[Task objective]
Copy out the rows word for word, from the one containing "y-tick-label: 60 bbox=[23, 164, 39, 180]" through the one containing "y-tick-label: 50 bbox=[23, 222, 39, 238]", both included.

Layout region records
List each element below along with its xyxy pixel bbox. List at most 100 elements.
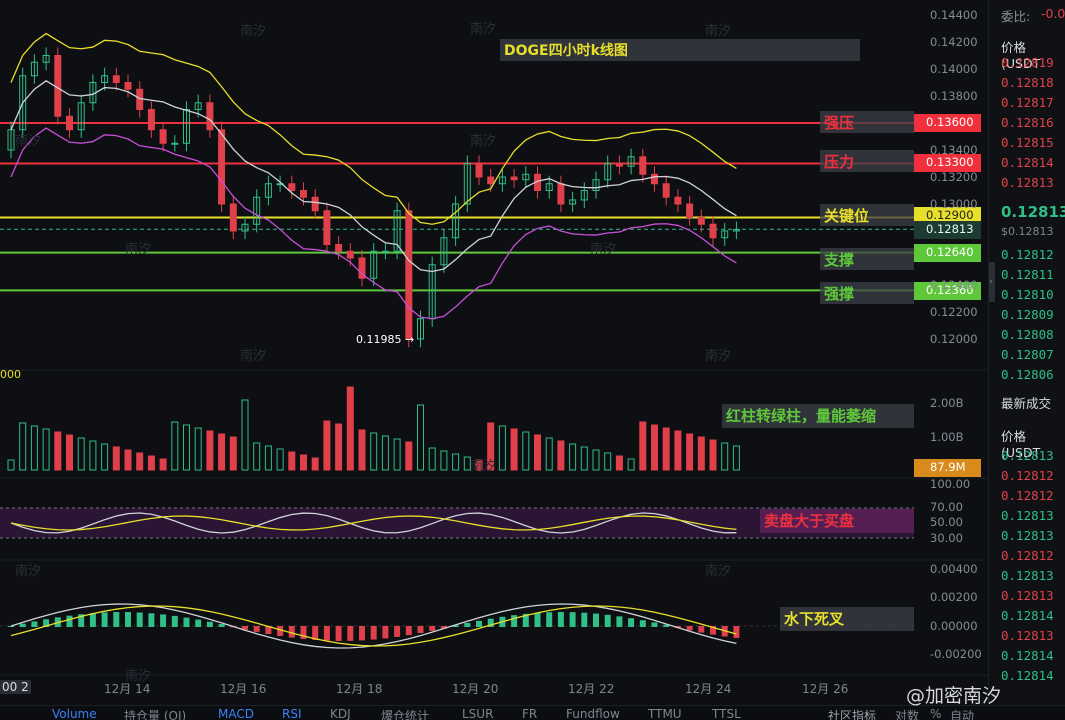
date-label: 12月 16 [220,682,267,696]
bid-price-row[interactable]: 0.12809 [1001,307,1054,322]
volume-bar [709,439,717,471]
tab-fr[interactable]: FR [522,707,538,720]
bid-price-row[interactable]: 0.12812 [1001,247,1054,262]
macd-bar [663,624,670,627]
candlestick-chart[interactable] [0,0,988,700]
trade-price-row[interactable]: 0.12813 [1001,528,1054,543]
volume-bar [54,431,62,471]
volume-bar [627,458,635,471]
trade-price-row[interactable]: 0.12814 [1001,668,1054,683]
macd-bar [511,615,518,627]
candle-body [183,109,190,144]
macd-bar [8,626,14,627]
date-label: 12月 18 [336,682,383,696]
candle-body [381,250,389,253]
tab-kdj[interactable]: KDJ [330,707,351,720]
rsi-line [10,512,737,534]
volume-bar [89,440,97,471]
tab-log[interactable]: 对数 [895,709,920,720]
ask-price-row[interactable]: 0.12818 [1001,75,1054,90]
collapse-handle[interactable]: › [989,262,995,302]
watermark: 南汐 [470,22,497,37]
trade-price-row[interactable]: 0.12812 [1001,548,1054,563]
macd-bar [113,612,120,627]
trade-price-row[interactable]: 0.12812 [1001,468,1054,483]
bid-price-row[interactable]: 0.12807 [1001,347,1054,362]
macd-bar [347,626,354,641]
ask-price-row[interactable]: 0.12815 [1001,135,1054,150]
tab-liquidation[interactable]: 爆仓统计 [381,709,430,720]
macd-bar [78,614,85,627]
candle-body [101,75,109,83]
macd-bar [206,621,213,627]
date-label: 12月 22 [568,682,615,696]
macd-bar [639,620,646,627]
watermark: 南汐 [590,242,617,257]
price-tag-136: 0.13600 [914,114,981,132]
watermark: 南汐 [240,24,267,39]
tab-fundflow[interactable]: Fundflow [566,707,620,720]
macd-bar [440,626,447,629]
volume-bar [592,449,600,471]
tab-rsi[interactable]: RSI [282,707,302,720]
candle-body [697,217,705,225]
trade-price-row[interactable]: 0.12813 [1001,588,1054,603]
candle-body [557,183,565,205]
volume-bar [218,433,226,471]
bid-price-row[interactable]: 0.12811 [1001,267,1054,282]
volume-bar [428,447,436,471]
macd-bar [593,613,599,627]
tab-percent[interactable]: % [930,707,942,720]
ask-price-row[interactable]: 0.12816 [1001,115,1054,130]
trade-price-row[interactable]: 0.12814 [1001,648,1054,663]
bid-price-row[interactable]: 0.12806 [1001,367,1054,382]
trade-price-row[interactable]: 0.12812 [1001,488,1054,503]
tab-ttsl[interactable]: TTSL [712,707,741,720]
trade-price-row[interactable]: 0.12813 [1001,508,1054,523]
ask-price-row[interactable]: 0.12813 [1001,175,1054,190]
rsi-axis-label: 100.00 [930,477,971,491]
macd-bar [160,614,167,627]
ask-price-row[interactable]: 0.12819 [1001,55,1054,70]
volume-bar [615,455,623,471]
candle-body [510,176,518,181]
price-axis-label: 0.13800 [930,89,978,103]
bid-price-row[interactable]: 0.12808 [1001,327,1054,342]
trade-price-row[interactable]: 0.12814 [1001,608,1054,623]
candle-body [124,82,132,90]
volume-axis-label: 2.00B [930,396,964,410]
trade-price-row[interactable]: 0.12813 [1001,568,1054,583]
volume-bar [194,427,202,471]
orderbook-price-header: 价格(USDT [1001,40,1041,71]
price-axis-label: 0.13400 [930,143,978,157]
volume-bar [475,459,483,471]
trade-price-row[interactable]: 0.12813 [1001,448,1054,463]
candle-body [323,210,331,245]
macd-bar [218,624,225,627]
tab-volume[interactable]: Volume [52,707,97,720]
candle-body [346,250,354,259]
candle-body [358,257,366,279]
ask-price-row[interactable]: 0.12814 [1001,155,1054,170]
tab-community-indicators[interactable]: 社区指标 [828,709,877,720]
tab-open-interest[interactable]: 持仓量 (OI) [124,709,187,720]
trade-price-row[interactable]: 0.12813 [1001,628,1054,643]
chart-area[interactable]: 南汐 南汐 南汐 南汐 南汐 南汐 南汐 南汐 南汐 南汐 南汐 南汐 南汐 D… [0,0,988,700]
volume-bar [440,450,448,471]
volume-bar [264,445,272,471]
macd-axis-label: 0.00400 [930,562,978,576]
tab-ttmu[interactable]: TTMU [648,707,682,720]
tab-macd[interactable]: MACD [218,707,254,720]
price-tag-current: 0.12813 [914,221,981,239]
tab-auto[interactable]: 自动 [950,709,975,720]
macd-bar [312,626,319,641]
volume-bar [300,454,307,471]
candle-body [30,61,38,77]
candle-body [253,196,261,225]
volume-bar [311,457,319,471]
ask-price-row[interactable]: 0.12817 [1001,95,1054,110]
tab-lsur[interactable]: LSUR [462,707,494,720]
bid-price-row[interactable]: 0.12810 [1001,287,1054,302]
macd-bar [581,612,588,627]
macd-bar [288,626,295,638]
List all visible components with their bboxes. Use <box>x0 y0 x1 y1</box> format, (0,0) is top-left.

==

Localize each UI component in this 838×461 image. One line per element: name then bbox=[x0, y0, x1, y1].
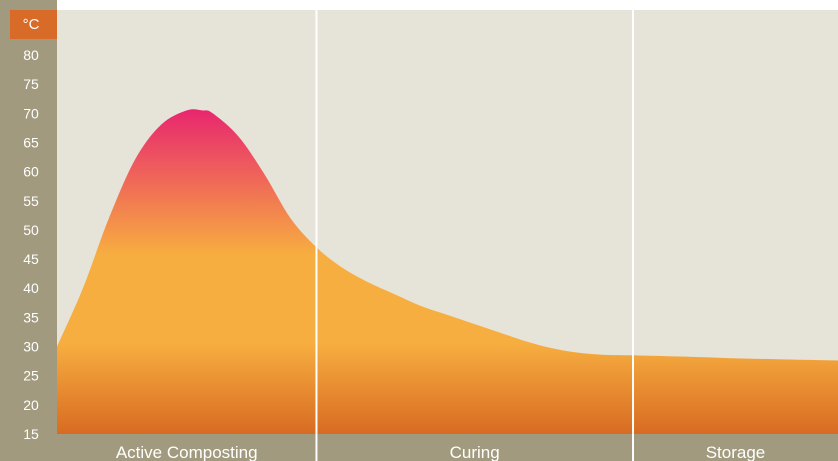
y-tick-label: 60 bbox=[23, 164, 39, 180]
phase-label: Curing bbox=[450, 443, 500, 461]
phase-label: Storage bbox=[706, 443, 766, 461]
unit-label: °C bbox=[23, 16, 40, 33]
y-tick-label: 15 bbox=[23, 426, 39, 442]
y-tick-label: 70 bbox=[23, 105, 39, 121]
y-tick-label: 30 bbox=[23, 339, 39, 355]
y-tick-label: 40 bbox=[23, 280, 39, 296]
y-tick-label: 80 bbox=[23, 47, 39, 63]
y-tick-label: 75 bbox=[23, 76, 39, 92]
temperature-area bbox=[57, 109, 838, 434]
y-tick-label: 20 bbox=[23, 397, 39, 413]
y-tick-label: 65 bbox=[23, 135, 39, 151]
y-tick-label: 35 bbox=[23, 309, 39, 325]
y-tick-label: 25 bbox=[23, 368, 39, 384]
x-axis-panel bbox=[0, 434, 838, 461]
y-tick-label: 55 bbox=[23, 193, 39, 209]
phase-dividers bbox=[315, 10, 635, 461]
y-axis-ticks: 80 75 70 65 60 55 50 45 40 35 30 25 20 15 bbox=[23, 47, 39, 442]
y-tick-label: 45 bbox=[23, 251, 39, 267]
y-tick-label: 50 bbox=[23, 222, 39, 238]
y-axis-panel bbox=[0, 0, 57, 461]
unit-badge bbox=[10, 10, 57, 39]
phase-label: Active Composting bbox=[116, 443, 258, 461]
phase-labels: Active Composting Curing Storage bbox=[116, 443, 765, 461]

[Solved exercise]
y-tick-label: 60 bbox=[23, 164, 39, 180]
phase-label: Curing bbox=[450, 443, 500, 461]
phase-label: Storage bbox=[706, 443, 766, 461]
unit-label: °C bbox=[23, 16, 40, 33]
y-tick-label: 15 bbox=[23, 426, 39, 442]
y-tick-label: 70 bbox=[23, 105, 39, 121]
y-tick-label: 30 bbox=[23, 339, 39, 355]
y-tick-label: 40 bbox=[23, 280, 39, 296]
y-tick-label: 80 bbox=[23, 47, 39, 63]
y-tick-label: 75 bbox=[23, 76, 39, 92]
temperature-area bbox=[57, 109, 838, 434]
y-tick-label: 20 bbox=[23, 397, 39, 413]
y-tick-label: 65 bbox=[23, 135, 39, 151]
y-tick-label: 35 bbox=[23, 309, 39, 325]
y-tick-label: 25 bbox=[23, 368, 39, 384]
x-axis-panel bbox=[0, 434, 838, 461]
y-tick-label: 55 bbox=[23, 193, 39, 209]
phase-dividers bbox=[315, 10, 635, 461]
y-axis-ticks: 80 75 70 65 60 55 50 45 40 35 30 25 20 15 bbox=[23, 47, 39, 442]
y-tick-label: 45 bbox=[23, 251, 39, 267]
y-tick-label: 50 bbox=[23, 222, 39, 238]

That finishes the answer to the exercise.